THE TASK
Copy out the records below, substituting "uv-toolbar-button" for every occurrence of "uv-tool-icon". Leave everything else as it is.

DATASET
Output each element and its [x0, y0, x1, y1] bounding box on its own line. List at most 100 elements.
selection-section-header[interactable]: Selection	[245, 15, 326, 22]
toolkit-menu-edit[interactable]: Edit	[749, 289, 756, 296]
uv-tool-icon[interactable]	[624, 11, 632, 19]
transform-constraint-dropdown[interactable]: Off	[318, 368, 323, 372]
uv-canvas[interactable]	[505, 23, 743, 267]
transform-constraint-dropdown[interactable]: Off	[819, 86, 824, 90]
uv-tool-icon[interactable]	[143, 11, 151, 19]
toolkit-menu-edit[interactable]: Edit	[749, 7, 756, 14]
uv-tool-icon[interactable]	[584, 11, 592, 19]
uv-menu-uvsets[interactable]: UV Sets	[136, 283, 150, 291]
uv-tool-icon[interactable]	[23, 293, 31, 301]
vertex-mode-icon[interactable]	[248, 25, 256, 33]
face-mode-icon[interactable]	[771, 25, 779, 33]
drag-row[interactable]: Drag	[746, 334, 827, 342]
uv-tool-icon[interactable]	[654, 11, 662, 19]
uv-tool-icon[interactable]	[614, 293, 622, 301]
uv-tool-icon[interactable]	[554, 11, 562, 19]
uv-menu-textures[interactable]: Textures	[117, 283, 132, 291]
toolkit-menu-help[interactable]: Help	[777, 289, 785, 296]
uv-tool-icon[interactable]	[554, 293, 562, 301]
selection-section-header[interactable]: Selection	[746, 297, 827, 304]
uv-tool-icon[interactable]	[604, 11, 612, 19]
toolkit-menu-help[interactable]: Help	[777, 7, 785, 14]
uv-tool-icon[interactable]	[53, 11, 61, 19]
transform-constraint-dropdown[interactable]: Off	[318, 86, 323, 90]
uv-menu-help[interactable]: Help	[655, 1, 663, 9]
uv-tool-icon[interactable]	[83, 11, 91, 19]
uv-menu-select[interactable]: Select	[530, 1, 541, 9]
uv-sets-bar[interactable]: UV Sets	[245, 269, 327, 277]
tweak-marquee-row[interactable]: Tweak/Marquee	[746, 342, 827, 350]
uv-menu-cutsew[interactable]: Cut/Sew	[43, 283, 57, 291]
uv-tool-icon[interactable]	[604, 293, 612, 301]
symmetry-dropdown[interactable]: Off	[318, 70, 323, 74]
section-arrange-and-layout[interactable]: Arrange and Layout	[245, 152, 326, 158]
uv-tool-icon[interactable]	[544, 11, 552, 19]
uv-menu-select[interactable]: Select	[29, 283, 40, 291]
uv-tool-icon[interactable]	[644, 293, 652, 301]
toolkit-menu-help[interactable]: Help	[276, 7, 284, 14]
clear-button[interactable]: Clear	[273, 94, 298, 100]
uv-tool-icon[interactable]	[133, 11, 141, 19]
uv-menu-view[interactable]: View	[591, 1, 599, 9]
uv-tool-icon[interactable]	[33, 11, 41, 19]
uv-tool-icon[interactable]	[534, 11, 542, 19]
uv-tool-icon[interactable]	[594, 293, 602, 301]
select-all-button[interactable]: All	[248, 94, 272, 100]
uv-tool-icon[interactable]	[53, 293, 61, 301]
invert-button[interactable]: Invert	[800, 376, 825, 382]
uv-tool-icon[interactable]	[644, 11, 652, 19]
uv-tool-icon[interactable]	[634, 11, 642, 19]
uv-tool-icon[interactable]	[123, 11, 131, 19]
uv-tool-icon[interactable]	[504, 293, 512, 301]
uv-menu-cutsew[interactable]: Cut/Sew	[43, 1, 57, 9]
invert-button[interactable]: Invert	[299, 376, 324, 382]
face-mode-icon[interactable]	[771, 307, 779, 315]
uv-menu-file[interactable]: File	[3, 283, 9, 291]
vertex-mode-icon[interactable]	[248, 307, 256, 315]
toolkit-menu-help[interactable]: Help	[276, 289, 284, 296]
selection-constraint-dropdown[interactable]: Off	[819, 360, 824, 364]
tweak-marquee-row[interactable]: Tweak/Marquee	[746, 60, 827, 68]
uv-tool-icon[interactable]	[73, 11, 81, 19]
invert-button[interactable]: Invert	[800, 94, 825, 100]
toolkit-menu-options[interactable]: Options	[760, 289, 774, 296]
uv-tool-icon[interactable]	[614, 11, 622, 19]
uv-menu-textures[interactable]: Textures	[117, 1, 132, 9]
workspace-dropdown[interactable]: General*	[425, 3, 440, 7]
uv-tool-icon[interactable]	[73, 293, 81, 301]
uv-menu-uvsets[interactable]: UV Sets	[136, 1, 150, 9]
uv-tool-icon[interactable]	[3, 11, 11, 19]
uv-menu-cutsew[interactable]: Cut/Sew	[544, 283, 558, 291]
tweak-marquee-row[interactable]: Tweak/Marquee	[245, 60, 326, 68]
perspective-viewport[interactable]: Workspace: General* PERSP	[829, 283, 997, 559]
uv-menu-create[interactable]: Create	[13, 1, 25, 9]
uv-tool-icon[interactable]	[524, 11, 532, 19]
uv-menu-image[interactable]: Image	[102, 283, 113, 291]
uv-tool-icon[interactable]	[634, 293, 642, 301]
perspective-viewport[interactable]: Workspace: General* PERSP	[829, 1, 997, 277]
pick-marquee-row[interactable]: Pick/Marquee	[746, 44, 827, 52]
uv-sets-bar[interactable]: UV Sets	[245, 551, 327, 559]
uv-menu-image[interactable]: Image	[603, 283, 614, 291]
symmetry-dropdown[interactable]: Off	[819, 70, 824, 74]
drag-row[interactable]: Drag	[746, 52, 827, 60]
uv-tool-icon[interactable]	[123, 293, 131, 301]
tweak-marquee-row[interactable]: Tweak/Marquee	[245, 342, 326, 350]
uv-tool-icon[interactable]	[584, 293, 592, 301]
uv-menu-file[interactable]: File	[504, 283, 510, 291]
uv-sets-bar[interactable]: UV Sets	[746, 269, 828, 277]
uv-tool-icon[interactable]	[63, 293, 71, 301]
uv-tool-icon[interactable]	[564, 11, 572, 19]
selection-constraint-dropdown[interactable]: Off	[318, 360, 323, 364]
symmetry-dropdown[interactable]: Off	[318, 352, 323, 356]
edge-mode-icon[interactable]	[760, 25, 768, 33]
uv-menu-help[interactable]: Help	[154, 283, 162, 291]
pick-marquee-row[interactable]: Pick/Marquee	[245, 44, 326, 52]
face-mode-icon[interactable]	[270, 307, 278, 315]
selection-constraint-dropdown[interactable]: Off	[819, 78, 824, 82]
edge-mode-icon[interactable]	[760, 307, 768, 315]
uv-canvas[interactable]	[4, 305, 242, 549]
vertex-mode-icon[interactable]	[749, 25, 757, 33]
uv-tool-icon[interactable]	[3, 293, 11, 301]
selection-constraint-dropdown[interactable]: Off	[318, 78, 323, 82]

ANSWER TO THE TASK
Output each element and its [x0, y0, x1, y1] bounding box on its own line. List at most 100 elements.
selection-section-header[interactable]: Selection	[245, 15, 326, 22]
toolkit-menu-edit[interactable]: Edit	[749, 289, 756, 296]
uv-toolbar-button[interactable]	[624, 11, 632, 19]
transform-constraint-dropdown[interactable]: Off	[318, 368, 323, 372]
uv-canvas[interactable]	[505, 23, 743, 267]
transform-constraint-dropdown[interactable]: Off	[819, 86, 824, 90]
uv-toolbar-button[interactable]	[143, 11, 151, 19]
toolkit-menu-edit[interactable]: Edit	[749, 7, 756, 14]
uv-toolbar-button[interactable]	[584, 11, 592, 19]
uv-menu-uvsets[interactable]: UV Sets	[136, 283, 150, 291]
uv-toolbar-button[interactable]	[23, 293, 31, 301]
vertex-mode-icon[interactable]	[248, 25, 256, 33]
face-mode-icon[interactable]	[771, 25, 779, 33]
drag-row[interactable]: Drag	[746, 334, 827, 342]
uv-toolbar-button[interactable]	[654, 11, 662, 19]
uv-toolbar-button[interactable]	[614, 293, 622, 301]
uv-toolbar-button[interactable]	[554, 11, 562, 19]
uv-menu-textures[interactable]: Textures	[117, 283, 132, 291]
toolkit-menu-help[interactable]: Help	[777, 289, 785, 296]
uv-toolbar-button[interactable]	[554, 293, 562, 301]
selection-section-header[interactable]: Selection	[746, 297, 827, 304]
uv-toolbar-button[interactable]	[604, 11, 612, 19]
toolkit-menu-help[interactable]: Help	[777, 7, 785, 14]
uv-toolbar-button[interactable]	[53, 11, 61, 19]
transform-constraint-dropdown[interactable]: Off	[318, 86, 323, 90]
uv-menu-help[interactable]: Help	[655, 1, 663, 9]
uv-toolbar-button[interactable]	[83, 11, 91, 19]
uv-menu-select[interactable]: Select	[530, 1, 541, 9]
uv-sets-bar[interactable]: UV Sets	[245, 269, 327, 277]
tweak-marquee-row[interactable]: Tweak/Marquee	[746, 342, 827, 350]
uv-menu-cutsew[interactable]: Cut/Sew	[43, 283, 57, 291]
uv-toolbar-button[interactable]	[604, 293, 612, 301]
symmetry-dropdown[interactable]: Off	[318, 70, 323, 74]
section-arrange-and-layout[interactable]: Arrange and Layout	[245, 152, 326, 158]
uv-toolbar-button[interactable]	[544, 11, 552, 19]
uv-menu-select[interactable]: Select	[29, 283, 40, 291]
uv-toolbar-button[interactable]	[644, 293, 652, 301]
toolkit-menu-help[interactable]: Help	[276, 7, 284, 14]
clear-button[interactable]: Clear	[273, 94, 298, 100]
uv-toolbar-button[interactable]	[133, 11, 141, 19]
uv-menu-view[interactable]: View	[591, 1, 599, 9]
uv-toolbar-button[interactable]	[33, 11, 41, 19]
uv-toolbar-button[interactable]	[534, 11, 542, 19]
uv-toolbar-button[interactable]	[594, 293, 602, 301]
select-all-button[interactable]: All	[248, 94, 272, 100]
uv-toolbar-button[interactable]	[53, 293, 61, 301]
invert-button[interactable]: Invert	[800, 376, 825, 382]
uv-toolbar-button[interactable]	[644, 11, 652, 19]
uv-toolbar-button[interactable]	[634, 11, 642, 19]
uv-toolbar-button[interactable]	[123, 11, 131, 19]
uv-toolbar-button[interactable]	[504, 293, 512, 301]
uv-menu-cutsew[interactable]: Cut/Sew	[43, 1, 57, 9]
invert-button[interactable]: Invert	[299, 376, 324, 382]
face-mode-icon[interactable]	[771, 307, 779, 315]
uv-menu-file[interactable]: File	[3, 283, 9, 291]
vertex-mode-icon[interactable]	[248, 307, 256, 315]
toolkit-menu-help[interactable]: Help	[276, 289, 284, 296]
selection-constraint-dropdown[interactable]: Off	[819, 360, 824, 364]
tweak-marquee-row[interactable]: Tweak/Marquee	[746, 60, 827, 68]
uv-toolbar-button[interactable]	[73, 11, 81, 19]
invert-button[interactable]: Invert	[800, 94, 825, 100]
toolkit-menu-options[interactable]: Options	[760, 289, 774, 296]
uv-toolbar-button[interactable]	[614, 11, 622, 19]
uv-menu-textures[interactable]: Textures	[117, 1, 132, 9]
workspace-dropdown[interactable]: General*	[425, 3, 440, 7]
uv-toolbar-button[interactable]	[73, 293, 81, 301]
uv-menu-uvsets[interactable]: UV Sets	[136, 1, 150, 9]
uv-toolbar-button[interactable]	[3, 11, 11, 19]
uv-menu-cutsew[interactable]: Cut/Sew	[544, 283, 558, 291]
tweak-marquee-row[interactable]: Tweak/Marquee	[245, 60, 326, 68]
perspective-viewport[interactable]: Workspace: General* PERSP	[829, 283, 997, 559]
uv-menu-create[interactable]: Create	[13, 1, 25, 9]
uv-toolbar-button[interactable]	[524, 11, 532, 19]
uv-menu-image[interactable]: Image	[102, 283, 113, 291]
uv-toolbar-button[interactable]	[634, 293, 642, 301]
perspective-viewport[interactable]: Workspace: General* PERSP	[829, 1, 997, 277]
pick-marquee-row[interactable]: Pick/Marquee	[746, 44, 827, 52]
uv-sets-bar[interactable]: UV Sets	[245, 551, 327, 559]
uv-menu-image[interactable]: Image	[603, 283, 614, 291]
symmetry-dropdown[interactable]: Off	[819, 70, 824, 74]
drag-row[interactable]: Drag	[746, 52, 827, 60]
uv-toolbar-button[interactable]	[123, 293, 131, 301]
tweak-marquee-row[interactable]: Tweak/Marquee	[245, 342, 326, 350]
uv-toolbar-button[interactable]	[584, 293, 592, 301]
uv-menu-file[interactable]: File	[504, 283, 510, 291]
uv-sets-bar[interactable]: UV Sets	[746, 269, 828, 277]
uv-toolbar-button[interactable]	[63, 293, 71, 301]
uv-toolbar-button[interactable]	[564, 11, 572, 19]
selection-constraint-dropdown[interactable]: Off	[318, 360, 323, 364]
symmetry-dropdown[interactable]: Off	[318, 352, 323, 356]
edge-mode-icon[interactable]	[760, 25, 768, 33]
uv-menu-help[interactable]: Help	[154, 283, 162, 291]
pick-marquee-row[interactable]: Pick/Marquee	[245, 44, 326, 52]
face-mode-icon[interactable]	[270, 307, 278, 315]
selection-constraint-dropdown[interactable]: Off	[819, 78, 824, 82]
edge-mode-icon[interactable]	[760, 307, 768, 315]
uv-canvas[interactable]	[4, 305, 242, 549]
vertex-mode-icon[interactable]	[749, 25, 757, 33]
uv-toolbar-button[interactable]	[3, 293, 11, 301]
selection-constraint-dropdown[interactable]: Off	[318, 78, 323, 82]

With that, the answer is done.